Task brief
Every line of the records below should be restated exactly.

Data extracted from a collection:
- - - - -
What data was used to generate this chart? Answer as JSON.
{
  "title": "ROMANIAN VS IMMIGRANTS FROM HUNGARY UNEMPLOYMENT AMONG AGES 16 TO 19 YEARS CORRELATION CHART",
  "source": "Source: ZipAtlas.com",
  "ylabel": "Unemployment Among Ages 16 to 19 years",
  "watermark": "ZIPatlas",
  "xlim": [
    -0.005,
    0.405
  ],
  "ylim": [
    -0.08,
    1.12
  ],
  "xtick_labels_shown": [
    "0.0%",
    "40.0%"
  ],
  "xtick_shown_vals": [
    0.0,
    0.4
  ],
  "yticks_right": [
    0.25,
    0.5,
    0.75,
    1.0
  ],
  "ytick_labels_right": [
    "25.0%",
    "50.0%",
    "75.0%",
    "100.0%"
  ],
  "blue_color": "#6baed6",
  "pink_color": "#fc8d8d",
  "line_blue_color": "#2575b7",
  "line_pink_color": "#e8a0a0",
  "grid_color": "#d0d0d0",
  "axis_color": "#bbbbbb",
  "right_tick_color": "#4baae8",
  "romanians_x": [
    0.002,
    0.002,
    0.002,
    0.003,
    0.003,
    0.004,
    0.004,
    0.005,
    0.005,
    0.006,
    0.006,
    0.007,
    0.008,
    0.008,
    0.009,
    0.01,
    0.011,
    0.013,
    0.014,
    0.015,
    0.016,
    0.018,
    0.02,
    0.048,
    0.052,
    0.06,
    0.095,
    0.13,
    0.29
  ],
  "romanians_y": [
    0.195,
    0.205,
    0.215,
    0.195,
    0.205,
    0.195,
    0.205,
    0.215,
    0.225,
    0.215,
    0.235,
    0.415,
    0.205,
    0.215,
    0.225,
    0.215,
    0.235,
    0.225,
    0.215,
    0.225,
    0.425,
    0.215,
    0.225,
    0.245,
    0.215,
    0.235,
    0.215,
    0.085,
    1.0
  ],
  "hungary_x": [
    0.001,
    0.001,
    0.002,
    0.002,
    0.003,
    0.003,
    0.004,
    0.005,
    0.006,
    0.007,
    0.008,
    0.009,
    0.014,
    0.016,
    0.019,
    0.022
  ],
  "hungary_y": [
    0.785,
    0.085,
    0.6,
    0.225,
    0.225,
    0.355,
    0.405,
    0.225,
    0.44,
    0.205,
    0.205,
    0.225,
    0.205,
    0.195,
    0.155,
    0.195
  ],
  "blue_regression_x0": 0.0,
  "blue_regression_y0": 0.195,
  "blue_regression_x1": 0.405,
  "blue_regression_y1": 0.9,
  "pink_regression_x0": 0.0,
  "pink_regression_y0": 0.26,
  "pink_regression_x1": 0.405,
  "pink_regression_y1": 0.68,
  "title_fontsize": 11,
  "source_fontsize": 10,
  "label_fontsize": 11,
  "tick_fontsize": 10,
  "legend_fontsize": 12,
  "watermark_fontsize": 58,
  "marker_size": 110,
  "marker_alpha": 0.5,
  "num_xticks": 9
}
- - - - -
Output below
What data was used to generate this chart? Answer as JSON.
{
  "title": "ROMANIAN VS IMMIGRANTS FROM HUNGARY UNEMPLOYMENT AMONG AGES 16 TO 19 YEARS CORRELATION CHART",
  "source": "Source: ZipAtlas.com",
  "ylabel": "Unemployment Among Ages 16 to 19 years",
  "watermark": "ZIPatlas",
  "xlim": [
    -0.005,
    0.405
  ],
  "ylim": [
    -0.08,
    1.12
  ],
  "xtick_labels_shown": [
    "0.0%",
    "40.0%"
  ],
  "xtick_shown_vals": [
    0.0,
    0.4
  ],
  "yticks_right": [
    0.25,
    0.5,
    0.75,
    1.0
  ],
  "ytick_labels_right": [
    "25.0%",
    "50.0%",
    "75.0%",
    "100.0%"
  ],
  "blue_color": "#6baed6",
  "pink_color": "#fc8d8d",
  "line_blue_color": "#2575b7",
  "line_pink_color": "#e8a0a0",
  "grid_color": "#d0d0d0",
  "axis_color": "#bbbbbb",
  "right_tick_color": "#4baae8",
  "romanians_x": [
    0.002,
    0.002,
    0.002,
    0.003,
    0.003,
    0.004,
    0.004,
    0.005,
    0.005,
    0.006,
    0.006,
    0.007,
    0.008,
    0.008,
    0.009,
    0.01,
    0.011,
    0.013,
    0.014,
    0.015,
    0.016,
    0.018,
    0.02,
    0.048,
    0.052,
    0.06,
    0.095,
    0.13,
    0.29
  ],
  "romanians_y": [
    0.195,
    0.205,
    0.215,
    0.195,
    0.205,
    0.195,
    0.205,
    0.215,
    0.225,
    0.215,
    0.235,
    0.415,
    0.205,
    0.215,
    0.225,
    0.215,
    0.235,
    0.225,
    0.215,
    0.225,
    0.425,
    0.215,
    0.225,
    0.245,
    0.215,
    0.235,
    0.215,
    0.085,
    1.0
  ],
  "hungary_x": [
    0.001,
    0.001,
    0.002,
    0.002,
    0.003,
    0.003,
    0.004,
    0.005,
    0.006,
    0.007,
    0.008,
    0.009,
    0.014,
    0.016,
    0.019,
    0.022
  ],
  "hungary_y": [
    0.785,
    0.085,
    0.6,
    0.225,
    0.225,
    0.355,
    0.405,
    0.225,
    0.44,
    0.205,
    0.205,
    0.225,
    0.205,
    0.195,
    0.155,
    0.195
  ],
  "blue_regression_x0": 0.0,
  "blue_regression_y0": 0.195,
  "blue_regression_x1": 0.405,
  "blue_regression_y1": 0.9,
  "pink_regression_x0": 0.0,
  "pink_regression_y0": 0.26,
  "pink_regression_x1": 0.405,
  "pink_regression_y1": 0.68,
  "title_fontsize": 11,
  "source_fontsize": 10,
  "label_fontsize": 11,
  "tick_fontsize": 10,
  "legend_fontsize": 12,
  "watermark_fontsize": 58,
  "marker_size": 110,
  "marker_alpha": 0.5,
  "num_xticks": 9
}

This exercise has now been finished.